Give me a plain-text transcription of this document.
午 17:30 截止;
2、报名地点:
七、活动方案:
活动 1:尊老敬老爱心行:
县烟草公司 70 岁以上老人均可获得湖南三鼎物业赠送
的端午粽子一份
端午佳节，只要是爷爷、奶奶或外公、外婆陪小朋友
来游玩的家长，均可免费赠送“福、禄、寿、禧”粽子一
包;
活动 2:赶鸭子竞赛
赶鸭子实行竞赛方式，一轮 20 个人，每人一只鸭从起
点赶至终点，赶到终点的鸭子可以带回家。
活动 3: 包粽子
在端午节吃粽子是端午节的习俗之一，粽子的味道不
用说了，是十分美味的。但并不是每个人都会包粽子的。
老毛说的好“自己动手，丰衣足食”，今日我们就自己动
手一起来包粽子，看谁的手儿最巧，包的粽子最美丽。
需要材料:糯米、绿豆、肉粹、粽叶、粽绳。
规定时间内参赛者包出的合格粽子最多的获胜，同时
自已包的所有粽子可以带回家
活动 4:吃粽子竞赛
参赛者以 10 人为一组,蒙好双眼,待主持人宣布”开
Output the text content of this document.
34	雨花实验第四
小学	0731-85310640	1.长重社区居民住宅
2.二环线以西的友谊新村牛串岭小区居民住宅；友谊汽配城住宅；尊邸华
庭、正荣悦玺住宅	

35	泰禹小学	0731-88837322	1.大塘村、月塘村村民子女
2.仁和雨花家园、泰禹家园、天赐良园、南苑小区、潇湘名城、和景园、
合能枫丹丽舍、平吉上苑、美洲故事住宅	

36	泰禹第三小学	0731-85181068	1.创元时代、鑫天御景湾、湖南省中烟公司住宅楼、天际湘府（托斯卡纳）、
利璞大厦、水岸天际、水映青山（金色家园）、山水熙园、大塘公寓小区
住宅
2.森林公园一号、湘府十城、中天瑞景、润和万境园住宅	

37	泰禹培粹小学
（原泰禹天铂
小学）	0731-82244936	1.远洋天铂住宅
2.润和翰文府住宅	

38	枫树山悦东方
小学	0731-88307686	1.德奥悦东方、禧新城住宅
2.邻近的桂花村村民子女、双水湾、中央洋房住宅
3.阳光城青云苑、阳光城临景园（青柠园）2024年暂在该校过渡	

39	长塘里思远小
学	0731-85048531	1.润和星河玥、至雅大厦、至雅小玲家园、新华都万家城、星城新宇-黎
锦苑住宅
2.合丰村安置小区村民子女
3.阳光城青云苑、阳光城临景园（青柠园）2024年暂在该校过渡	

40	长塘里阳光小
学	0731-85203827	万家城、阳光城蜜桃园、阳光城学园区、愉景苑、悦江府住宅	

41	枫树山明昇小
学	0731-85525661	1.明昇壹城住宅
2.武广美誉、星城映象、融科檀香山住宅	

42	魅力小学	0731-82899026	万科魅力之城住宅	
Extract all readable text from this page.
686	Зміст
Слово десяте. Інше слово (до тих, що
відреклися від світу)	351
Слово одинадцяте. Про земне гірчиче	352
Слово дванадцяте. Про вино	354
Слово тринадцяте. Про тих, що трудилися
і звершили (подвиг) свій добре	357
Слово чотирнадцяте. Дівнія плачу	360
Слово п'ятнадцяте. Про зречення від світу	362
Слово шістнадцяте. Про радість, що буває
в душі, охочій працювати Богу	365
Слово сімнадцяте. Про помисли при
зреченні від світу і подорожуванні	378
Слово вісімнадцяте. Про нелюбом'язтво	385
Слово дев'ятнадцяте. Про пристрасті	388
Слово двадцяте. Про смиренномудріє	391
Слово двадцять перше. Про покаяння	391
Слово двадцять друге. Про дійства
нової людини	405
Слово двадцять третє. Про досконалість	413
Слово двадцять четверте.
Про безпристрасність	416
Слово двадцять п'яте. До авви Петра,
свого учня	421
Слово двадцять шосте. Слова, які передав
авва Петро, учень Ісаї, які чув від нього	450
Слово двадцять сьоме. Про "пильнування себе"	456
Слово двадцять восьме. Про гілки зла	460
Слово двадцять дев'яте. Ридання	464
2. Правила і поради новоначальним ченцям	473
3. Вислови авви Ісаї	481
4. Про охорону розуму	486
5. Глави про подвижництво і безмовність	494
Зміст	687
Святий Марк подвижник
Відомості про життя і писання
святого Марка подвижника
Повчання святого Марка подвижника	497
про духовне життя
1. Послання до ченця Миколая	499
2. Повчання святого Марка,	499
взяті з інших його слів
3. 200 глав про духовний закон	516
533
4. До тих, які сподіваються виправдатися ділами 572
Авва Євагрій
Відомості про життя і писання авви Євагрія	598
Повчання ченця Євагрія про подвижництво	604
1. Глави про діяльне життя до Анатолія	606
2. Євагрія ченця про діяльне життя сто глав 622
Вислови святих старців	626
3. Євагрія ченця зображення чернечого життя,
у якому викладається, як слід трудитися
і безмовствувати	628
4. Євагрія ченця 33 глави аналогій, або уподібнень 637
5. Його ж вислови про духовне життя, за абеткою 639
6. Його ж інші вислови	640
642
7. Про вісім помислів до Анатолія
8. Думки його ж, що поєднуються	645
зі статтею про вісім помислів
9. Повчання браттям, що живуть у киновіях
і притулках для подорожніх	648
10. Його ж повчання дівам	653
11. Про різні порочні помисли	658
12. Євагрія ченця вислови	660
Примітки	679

____

**To do**
Return the lines above exactly, keeping every word.

**Answer for this exercise**
Give me a plain-text transcription of this document.
午 17:30 截止;
2、报名地点:
七、活动方案:
活动 1:尊老敬老爱心行:
县烟草公司 70 岁以上老人均可获得湖南三鼎物业赠送
的端午粽子一份
端午佳节，只要是爷爷、奶奶或外公、外婆陪小朋友
来游玩的家长，均可免费赠送“福、禄、寿、禧”粽子一
包;
活动 2:赶鸭子竞赛
赶鸭子实行竞赛方式，一轮 20 个人，每人一只鸭从起
点赶至终点，赶到终点的鸭子可以带回家。
活动 3: 包粽子
在端午节吃粽子是端午节的习俗之一，粽子的味道不
用说了，是十分美味的。但并不是每个人都会包粽子的。
老毛说的好“自己动手，丰衣足食”，今日我们就自己动
手一起来包粽子，看谁的手儿最巧，包的粽子最美丽。
需要材料:糯米、绿豆、肉粹、粽叶、粽绳。
规定时间内参赛者包出的合格粽子最多的获胜，同时
自已包的所有粽子可以带回家
活动 4:吃粽子竞赛
参赛者以 10 人为一组,蒙好双眼,待主持人宣布”开
Output the text content of this document.
34	雨花实验第四
小学	0731-85310640	1.长重社区居民住宅
2.二环线以西的友谊新村牛串岭小区居民住宅；友谊汽配城住宅；尊邸华
庭、正荣悦玺住宅	

35	泰禹小学	0731-88837322	1.大塘村、月塘村村民子女
2.仁和雨花家园、泰禹家园、天赐良园、南苑小区、潇湘名城、和景园、
合能枫丹丽舍、平吉上苑、美洲故事住宅	

36	泰禹第三小学	0731-85181068	1.创元时代、鑫天御景湾、湖南省中烟公司住宅楼、天际湘府（托斯卡纳）、
利璞大厦、水岸天际、水映青山（金色家园）、山水熙园、大塘公寓小区
住宅
2.森林公园一号、湘府十城、中天瑞景、润和万境园住宅	

37	泰禹培粹小学
（原泰禹天铂
小学）	0731-82244936	1.远洋天铂住宅
2.润和翰文府住宅	

38	枫树山悦东方
小学	0731-88307686	1.德奥悦东方、禧新城住宅
2.邻近的桂花村村民子女、双水湾、中央洋房住宅
3.阳光城青云苑、阳光城临景园（青柠园）2024年暂在该校过渡	

39	长塘里思远小
学	0731-85048531	1.润和星河玥、至雅大厦、至雅小玲家园、新华都万家城、星城新宇-黎
锦苑住宅
2.合丰村安置小区村民子女
3.阳光城青云苑、阳光城临景园（青柠园）2024年暂在该校过渡	

40	长塘里阳光小
学	0731-85203827	万家城、阳光城蜜桃园、阳光城学园区、愉景苑、悦江府住宅	

41	枫树山明昇小
学	0731-85525661	1.明昇壹城住宅
2.武广美誉、星城映象、融科檀香山住宅	

42	魅力小学	0731-82899026	万科魅力之城住宅	
Extract all readable text from this page.
686	Зміст
Слово десяте. Інше слово (до тих, що
відреклися від світу)	351
Слово одинадцяте. Про земне гірчиче	352
Слово дванадцяте. Про вино	354
Слово тринадцяте. Про тих, що трудилися
і звершили (подвиг) свій добре	357
Слово чотирнадцяте. Дівнія плачу	360
Слово п'ятнадцяте. Про зречення від світу	362
Слово шістнадцяте. Про радість, що буває
в душі, охочій працювати Богу	365
Слово сімнадцяте. Про помисли при
зреченні від світу і подорожуванні	378
Слово вісімнадцяте. Про нелюбом'язтво	385
Слово дев'ятнадцяте. Про пристрасті	388
Слово двадцяте. Про смиренномудріє	391
Слово двадцять перше. Про покаяння	391
Слово двадцять друге. Про дійства
нової людини	405
Слово двадцять третє. Про досконалість	413
Слово двадцять четверте.
Про безпристрасність	416
Слово двадцять п'яте. До авви Петра,
свого учня	421
Слово двадцять шосте. Слова, які передав
авва Петро, учень Ісаї, які чув від нього	450
Слово двадцять сьоме. Про "пильнування себе"	456
Слово двадцять восьме. Про гілки зла	460
Слово двадцять дев'яте. Ридання	464
2. Правила і поради новоначальним ченцям	473
3. Вислови авви Ісаї	481
4. Про охорону розуму	486
5. Глави про подвижництво і безмовність	494
Зміст	687
Святий Марк подвижник
Відомості про життя і писання
святого Марка подвижника
Повчання святого Марка подвижника	497
про духовне життя
1. Послання до ченця Миколая	499
2. Повчання святого Марка,	499
взяті з інших його слів
3. 200 глав про духовний закон	516
533
4. До тих, які сподіваються виправдатися ділами 572
Авва Євагрій
Відомості про життя і писання авви Євагрія	598
Повчання ченця Євагрія про подвижництво	604
1. Глави про діяльне життя до Анатолія	606
2. Євагрія ченця про діяльне життя сто глав 622
Вислови святих старців	626
3. Євагрія ченця зображення чернечого життя,
у якому викладається, як слід трудитися
і безмовствувати	628
4. Євагрія ченця 33 глави аналогій, або уподібнень 637
5. Його ж вислови про духовне життя, за абеткою 639
6. Його ж інші вислови	640
642
7. Про вісім помислів до Анатолія
8. Думки його ж, що поєднуються	645
зі статтею про вісім помислів
9. Повчання браттям, що живуть у киновіях
і притулках для подорожніх	648
10. Його ж повчання дівам	653
11. Про різні порочні помисли	658
12. Євагрія ченця вислови	660
Примітки	679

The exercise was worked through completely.